RECORDS FOR THIS TASK:
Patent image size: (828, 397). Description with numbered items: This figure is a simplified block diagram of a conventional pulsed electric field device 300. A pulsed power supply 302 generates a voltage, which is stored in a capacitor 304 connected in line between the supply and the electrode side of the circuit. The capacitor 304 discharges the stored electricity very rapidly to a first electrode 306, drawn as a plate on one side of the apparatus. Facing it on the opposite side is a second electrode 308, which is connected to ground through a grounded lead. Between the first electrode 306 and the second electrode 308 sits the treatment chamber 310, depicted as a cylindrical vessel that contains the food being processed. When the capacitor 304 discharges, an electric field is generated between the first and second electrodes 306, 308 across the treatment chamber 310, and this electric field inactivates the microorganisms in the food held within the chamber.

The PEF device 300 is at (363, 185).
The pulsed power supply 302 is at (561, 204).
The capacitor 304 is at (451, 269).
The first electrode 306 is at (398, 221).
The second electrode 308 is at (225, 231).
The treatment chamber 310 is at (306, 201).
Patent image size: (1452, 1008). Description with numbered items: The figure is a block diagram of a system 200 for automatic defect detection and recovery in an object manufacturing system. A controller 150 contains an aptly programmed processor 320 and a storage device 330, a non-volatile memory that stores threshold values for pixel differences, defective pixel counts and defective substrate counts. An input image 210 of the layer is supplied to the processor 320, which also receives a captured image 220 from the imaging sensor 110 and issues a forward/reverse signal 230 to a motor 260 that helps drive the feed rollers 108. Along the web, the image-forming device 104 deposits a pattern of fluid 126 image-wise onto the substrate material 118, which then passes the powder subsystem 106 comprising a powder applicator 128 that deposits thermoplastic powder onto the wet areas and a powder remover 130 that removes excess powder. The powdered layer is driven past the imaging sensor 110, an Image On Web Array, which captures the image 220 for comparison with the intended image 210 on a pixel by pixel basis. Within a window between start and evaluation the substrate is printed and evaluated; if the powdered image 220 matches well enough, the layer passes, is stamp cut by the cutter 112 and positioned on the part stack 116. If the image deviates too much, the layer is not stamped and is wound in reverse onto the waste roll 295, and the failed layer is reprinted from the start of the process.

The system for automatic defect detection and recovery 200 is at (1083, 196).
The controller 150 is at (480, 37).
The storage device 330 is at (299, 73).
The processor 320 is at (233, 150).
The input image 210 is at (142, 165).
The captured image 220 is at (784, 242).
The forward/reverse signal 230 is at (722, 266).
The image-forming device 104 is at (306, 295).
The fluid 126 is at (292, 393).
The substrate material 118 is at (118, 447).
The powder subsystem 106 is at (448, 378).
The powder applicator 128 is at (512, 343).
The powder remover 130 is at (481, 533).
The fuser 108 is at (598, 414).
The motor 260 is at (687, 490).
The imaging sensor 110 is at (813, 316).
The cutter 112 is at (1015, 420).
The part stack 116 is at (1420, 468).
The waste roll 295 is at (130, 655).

SET PROBLEM:
Can you copy all of the data above line for line, without changing anything?

OUTPUT OF THE EXERCISE:
Patent image size: (828, 397). Description with numbered items: This figure is a simplified block diagram of a conventional pulsed electric field device 300. A pulsed power supply 302 generates a voltage, which is stored in a capacitor 304 connected in line between the supply and the electrode side of the circuit. The capacitor 304 discharges the stored electricity very rapidly to a first electrode 306, drawn as a plate on one side of the apparatus. Facing it on the opposite side is a second electrode 308, which is connected to ground through a grounded lead. Between the first electrode 306 and the second electrode 308 sits the treatment chamber 310, depicted as a cylindrical vessel that contains the food being processed. When the capacitor 304 discharges, an electric field is generated between the first and second electrodes 306, 308 across the treatment chamber 310, and this electric field inactivates the microorganisms in the food held within the chamber.

The PEF device 300 is at (363, 185).
The pulsed power supply 302 is at (561, 204).
The capacitor 304 is at (451, 269).
The first electrode 306 is at (398, 221).
The second electrode 308 is at (225, 231).
The treatment chamber 310 is at (306, 201).
Patent image size: (1452, 1008). Description with numbered items: The figure is a block diagram of a system 200 for automatic defect detection and recovery in an object manufacturing system. A controller 150 contains an aptly programmed processor 320 and a storage device 330, a non-volatile memory that stores threshold values for pixel differences, defective pixel counts and defective substrate counts. An input image 210 of the layer is supplied to the processor 320, which also receives a captured image 220 from the imaging sensor 110 and issues a forward/reverse signal 230 to a motor 260 that helps drive the feed rollers 108. Along the web, the image-forming device 104 deposits a pattern of fluid 126 image-wise onto the substrate material 118, which then passes the powder subsystem 106 comprising a powder applicator 128 that deposits thermoplastic powder onto the wet areas and a powder remover 130 that removes excess powder. The powdered layer is driven past the imaging sensor 110, an Image On Web Array, which captures the image 220 for comparison with the intended image 210 on a pixel by pixel basis. Within a window between start and evaluation the substrate is printed and evaluated; if the powdered image 220 matches well enough, the layer passes, is stamp cut by the cutter 112 and positioned on the part stack 116. If the image deviates too much, the layer is not stamped and is wound in reverse onto the waste roll 295, and the failed layer is reprinted from the start of the process.

The system for automatic defect detection and recovery 200 is at (1083, 196).
The controller 150 is at (480, 37).
The storage device 330 is at (299, 73).
The processor 320 is at (233, 150).
The input image 210 is at (142, 165).
The captured image 220 is at (784, 242).
The forward/reverse signal 230 is at (722, 266).
The image-forming device 104 is at (306, 295).
The fluid 126 is at (292, 393).
The substrate material 118 is at (118, 447).
The powder subsystem 106 is at (448, 378).
The powder applicator 128 is at (512, 343).
The powder remover 130 is at (481, 533).
The fuser 108 is at (598, 414).
The motor 260 is at (687, 490).
The imaging sensor 110 is at (813, 316).
The cutter 112 is at (1015, 420).
The part stack 116 is at (1420, 468).
The waste roll 295 is at (130, 655).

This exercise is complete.